Among the lines below, list those containing the string "Innovative".

_Given records:_

^^^^^^^^^^^^^^^^

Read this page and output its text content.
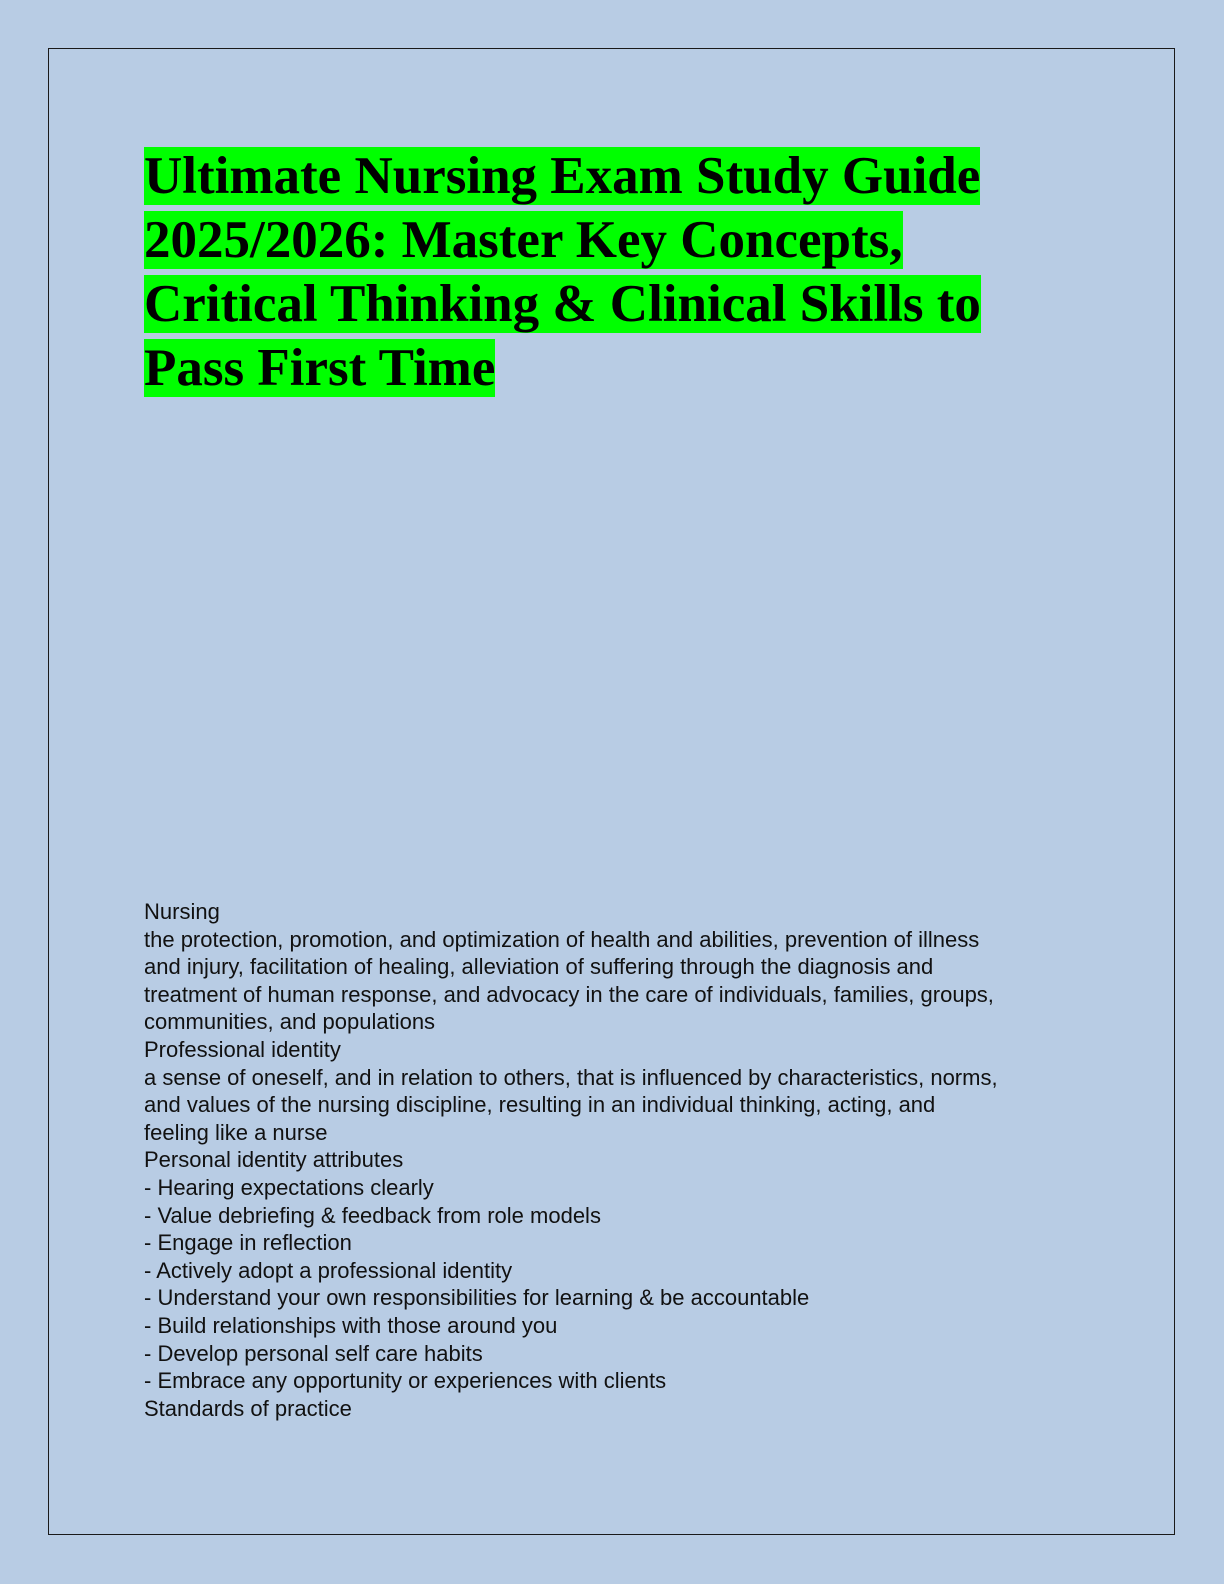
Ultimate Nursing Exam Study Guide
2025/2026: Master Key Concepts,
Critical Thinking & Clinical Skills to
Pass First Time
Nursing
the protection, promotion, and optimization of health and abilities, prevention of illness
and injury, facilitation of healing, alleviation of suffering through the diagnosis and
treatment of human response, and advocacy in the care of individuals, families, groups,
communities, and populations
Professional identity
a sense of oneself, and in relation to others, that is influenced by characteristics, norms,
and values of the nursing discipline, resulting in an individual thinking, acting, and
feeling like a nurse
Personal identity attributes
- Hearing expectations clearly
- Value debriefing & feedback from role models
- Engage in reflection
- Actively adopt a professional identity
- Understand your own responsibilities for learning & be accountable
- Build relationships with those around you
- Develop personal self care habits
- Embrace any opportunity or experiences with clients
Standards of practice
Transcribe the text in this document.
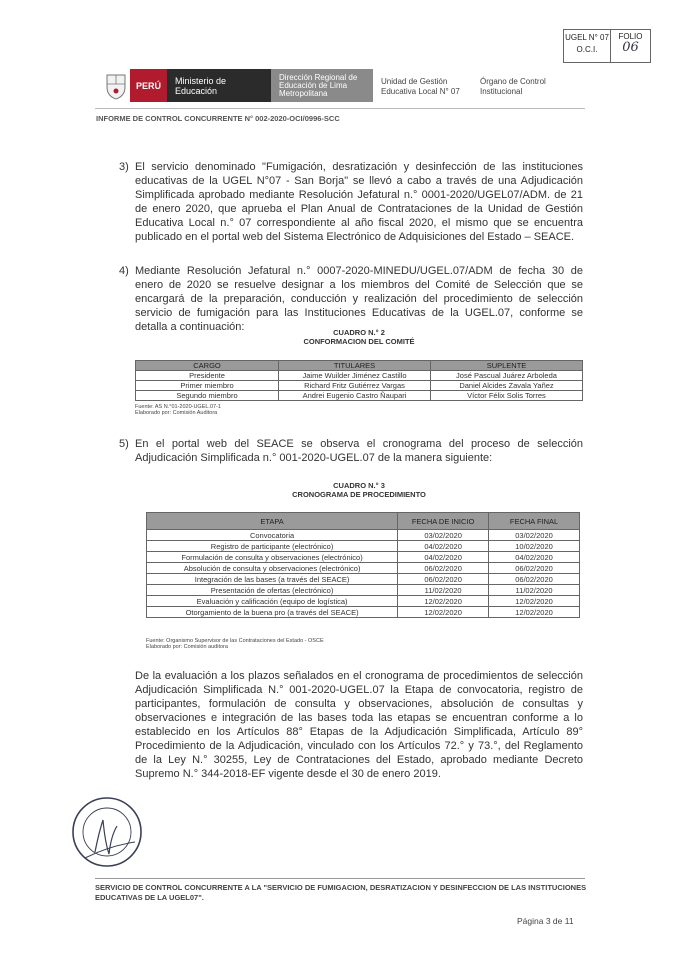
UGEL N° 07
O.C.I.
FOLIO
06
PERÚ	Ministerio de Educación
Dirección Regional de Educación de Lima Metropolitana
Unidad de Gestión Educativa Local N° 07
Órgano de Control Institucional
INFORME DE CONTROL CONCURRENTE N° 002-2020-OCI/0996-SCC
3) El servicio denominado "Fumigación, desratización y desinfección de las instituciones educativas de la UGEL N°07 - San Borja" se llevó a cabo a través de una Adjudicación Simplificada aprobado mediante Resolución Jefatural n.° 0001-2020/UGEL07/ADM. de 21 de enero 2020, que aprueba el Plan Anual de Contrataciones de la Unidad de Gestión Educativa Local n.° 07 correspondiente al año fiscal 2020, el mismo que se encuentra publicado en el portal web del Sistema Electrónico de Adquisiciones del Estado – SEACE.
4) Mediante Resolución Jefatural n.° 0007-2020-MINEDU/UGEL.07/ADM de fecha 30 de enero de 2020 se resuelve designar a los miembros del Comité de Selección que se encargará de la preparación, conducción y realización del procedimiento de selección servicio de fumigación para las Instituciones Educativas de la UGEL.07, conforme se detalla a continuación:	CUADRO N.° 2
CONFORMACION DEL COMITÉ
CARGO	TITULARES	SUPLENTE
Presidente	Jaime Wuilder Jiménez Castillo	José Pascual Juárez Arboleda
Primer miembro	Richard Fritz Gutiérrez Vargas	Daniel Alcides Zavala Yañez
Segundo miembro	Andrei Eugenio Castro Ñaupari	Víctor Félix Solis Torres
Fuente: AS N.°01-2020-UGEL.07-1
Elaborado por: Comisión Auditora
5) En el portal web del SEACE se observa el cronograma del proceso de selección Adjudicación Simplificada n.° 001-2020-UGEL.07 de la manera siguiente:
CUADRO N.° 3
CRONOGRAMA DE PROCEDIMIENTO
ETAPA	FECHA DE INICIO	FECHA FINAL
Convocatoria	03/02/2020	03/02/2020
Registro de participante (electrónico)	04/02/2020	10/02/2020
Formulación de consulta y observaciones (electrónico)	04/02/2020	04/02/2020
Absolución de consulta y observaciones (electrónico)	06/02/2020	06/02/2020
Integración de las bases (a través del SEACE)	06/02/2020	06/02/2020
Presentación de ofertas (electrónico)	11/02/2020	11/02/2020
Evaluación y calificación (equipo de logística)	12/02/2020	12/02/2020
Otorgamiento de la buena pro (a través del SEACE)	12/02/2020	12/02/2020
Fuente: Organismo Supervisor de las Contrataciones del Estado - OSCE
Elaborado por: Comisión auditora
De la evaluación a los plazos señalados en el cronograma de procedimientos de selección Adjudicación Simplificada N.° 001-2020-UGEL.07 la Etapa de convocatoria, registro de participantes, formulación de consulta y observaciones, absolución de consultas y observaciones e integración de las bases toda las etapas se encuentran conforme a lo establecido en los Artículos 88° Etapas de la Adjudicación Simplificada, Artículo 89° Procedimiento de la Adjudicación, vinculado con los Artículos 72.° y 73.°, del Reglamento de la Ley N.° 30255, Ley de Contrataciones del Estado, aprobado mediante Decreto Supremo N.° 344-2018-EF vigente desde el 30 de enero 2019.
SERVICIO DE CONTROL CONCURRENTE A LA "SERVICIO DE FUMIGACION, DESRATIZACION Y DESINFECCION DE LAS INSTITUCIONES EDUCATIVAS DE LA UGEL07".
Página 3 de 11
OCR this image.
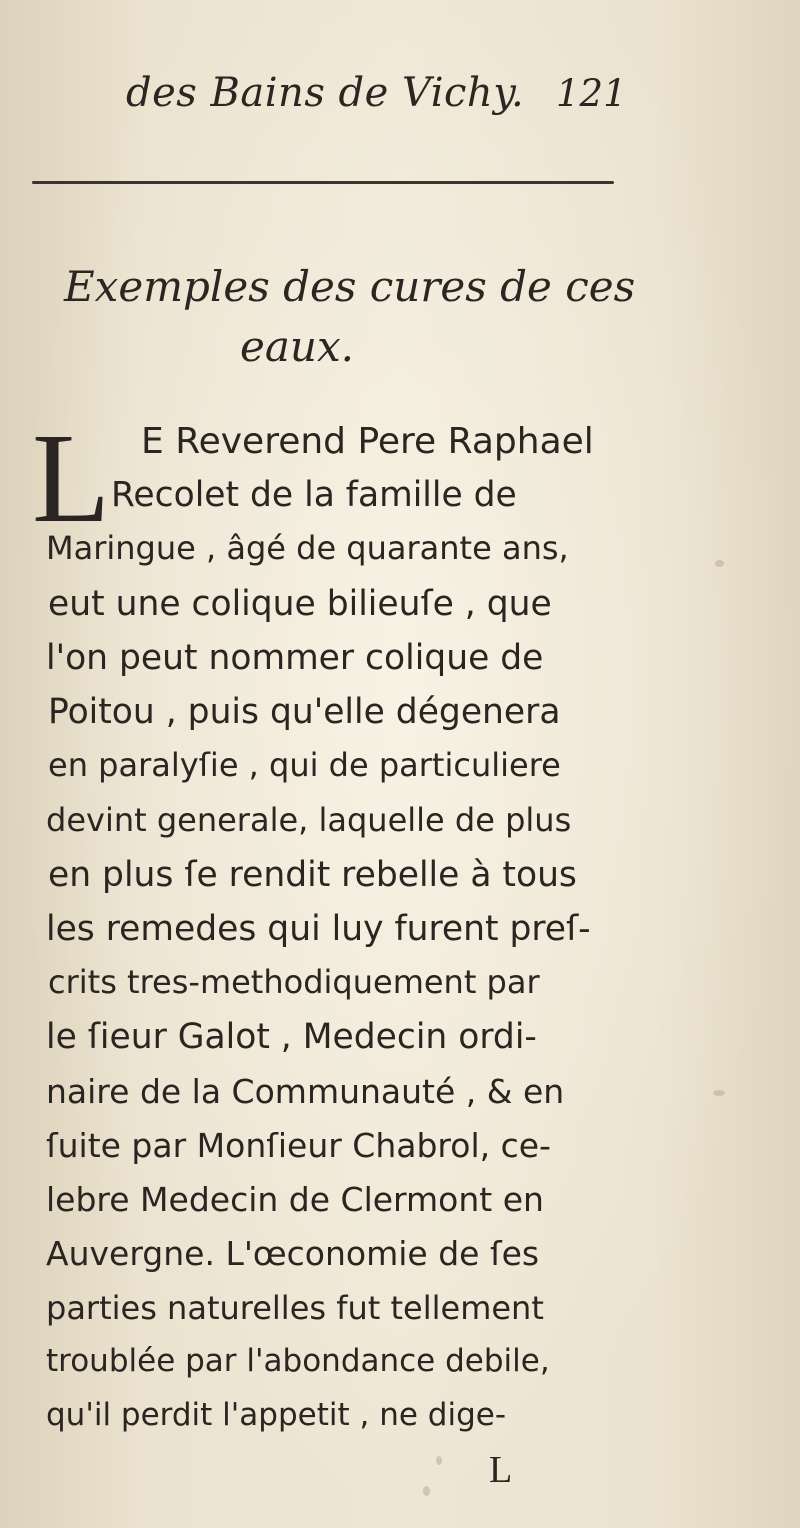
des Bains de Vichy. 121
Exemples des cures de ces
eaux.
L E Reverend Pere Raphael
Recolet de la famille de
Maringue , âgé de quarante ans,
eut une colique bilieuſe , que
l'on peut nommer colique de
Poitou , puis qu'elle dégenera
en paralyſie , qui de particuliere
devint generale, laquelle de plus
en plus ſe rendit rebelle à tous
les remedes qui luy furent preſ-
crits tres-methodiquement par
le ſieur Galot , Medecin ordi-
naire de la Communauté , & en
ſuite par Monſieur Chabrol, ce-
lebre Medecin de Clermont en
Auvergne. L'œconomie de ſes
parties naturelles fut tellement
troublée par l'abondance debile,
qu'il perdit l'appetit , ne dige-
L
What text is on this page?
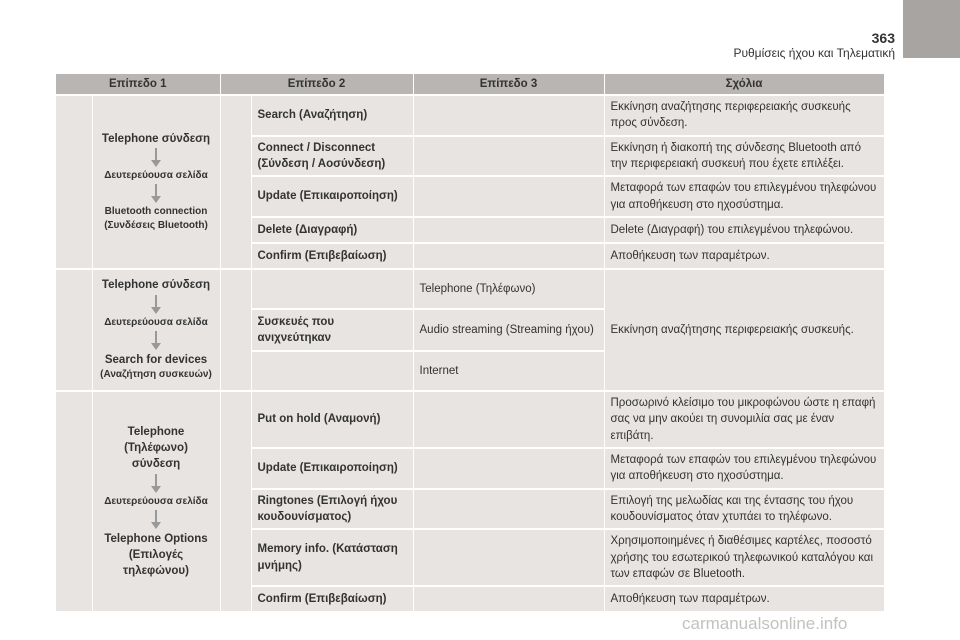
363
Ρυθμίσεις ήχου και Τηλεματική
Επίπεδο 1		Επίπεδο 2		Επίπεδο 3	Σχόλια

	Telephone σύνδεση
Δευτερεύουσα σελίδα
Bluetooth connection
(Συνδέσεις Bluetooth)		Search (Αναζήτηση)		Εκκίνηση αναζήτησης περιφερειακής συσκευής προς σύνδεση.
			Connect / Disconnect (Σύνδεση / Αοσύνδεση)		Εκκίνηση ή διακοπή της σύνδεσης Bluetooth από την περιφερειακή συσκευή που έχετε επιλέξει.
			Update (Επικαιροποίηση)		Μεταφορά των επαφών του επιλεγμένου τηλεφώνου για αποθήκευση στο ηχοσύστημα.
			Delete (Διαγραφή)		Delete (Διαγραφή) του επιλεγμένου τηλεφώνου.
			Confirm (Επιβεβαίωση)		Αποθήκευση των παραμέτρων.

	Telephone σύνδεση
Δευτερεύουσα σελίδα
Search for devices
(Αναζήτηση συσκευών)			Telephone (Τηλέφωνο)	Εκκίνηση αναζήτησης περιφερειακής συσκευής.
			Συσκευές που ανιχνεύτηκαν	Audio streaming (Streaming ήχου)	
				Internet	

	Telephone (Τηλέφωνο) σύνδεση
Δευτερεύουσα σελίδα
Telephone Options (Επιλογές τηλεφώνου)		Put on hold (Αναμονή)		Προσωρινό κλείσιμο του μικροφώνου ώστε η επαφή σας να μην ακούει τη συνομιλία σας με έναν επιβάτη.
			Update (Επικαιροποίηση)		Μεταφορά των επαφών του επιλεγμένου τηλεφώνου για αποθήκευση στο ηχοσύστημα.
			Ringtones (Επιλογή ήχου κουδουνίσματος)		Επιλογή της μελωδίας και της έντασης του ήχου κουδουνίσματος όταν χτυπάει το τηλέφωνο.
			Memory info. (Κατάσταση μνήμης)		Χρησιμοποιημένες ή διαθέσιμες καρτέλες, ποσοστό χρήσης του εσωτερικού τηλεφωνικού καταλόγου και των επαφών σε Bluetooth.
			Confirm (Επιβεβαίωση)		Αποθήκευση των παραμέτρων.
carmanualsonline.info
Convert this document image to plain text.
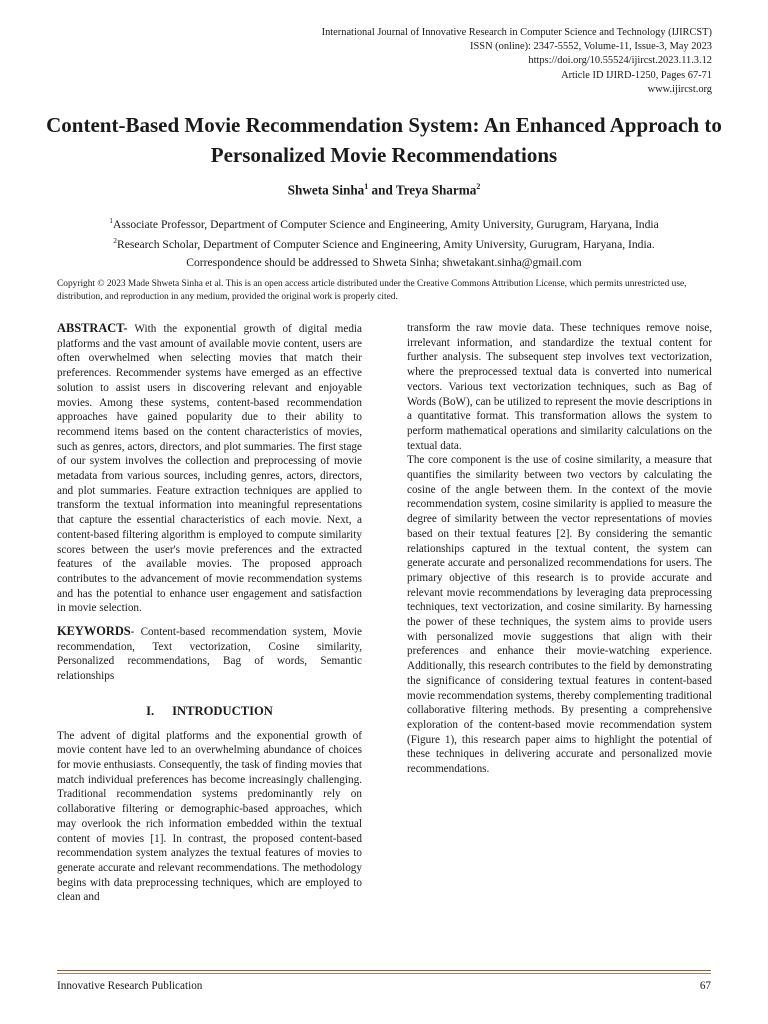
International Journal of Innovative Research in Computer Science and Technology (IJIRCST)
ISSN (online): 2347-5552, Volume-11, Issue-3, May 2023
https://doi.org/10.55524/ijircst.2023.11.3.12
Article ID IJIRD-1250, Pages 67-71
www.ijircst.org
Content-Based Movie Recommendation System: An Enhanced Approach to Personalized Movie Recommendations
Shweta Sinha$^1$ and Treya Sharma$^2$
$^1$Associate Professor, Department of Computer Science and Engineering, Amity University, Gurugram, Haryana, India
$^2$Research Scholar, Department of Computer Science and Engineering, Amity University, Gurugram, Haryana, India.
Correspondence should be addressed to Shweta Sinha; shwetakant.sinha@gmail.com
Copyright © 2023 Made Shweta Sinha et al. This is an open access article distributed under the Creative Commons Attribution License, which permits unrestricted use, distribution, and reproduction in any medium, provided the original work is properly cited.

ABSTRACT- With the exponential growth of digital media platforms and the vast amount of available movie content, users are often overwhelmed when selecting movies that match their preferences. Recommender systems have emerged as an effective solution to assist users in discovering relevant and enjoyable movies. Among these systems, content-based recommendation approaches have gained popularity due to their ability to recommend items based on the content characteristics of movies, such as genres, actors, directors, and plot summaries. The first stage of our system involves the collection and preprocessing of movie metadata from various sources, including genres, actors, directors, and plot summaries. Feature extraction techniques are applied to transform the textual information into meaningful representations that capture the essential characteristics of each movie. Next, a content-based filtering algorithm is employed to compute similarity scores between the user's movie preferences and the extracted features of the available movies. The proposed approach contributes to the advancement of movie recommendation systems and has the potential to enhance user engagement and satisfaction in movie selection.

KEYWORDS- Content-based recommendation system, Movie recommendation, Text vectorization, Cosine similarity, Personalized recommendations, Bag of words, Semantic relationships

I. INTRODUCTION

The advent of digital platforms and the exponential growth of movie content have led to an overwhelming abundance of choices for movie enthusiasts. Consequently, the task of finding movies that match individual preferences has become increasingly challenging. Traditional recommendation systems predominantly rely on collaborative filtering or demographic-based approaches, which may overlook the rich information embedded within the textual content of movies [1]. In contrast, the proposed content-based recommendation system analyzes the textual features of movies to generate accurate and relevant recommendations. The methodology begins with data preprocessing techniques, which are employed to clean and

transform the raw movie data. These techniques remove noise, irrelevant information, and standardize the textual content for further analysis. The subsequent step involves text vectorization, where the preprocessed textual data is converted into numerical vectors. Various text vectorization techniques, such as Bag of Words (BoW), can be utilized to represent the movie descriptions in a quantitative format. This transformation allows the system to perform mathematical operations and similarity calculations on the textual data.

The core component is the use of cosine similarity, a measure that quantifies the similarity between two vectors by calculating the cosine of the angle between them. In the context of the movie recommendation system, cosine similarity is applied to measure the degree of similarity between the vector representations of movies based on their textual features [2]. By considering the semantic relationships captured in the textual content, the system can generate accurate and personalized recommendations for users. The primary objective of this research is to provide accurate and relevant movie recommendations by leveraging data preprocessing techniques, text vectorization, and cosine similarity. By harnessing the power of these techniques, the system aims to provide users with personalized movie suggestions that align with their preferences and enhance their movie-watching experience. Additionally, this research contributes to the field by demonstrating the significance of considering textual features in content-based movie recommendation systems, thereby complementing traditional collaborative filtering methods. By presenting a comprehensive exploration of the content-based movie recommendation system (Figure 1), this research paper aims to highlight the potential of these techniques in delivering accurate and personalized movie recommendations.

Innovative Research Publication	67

^^^^^^^^^^^^^^^^

_Task result:_
International Journal of Innovative Research in Computer Science and Technology (IJIRCST)
Innovative Research Publication	67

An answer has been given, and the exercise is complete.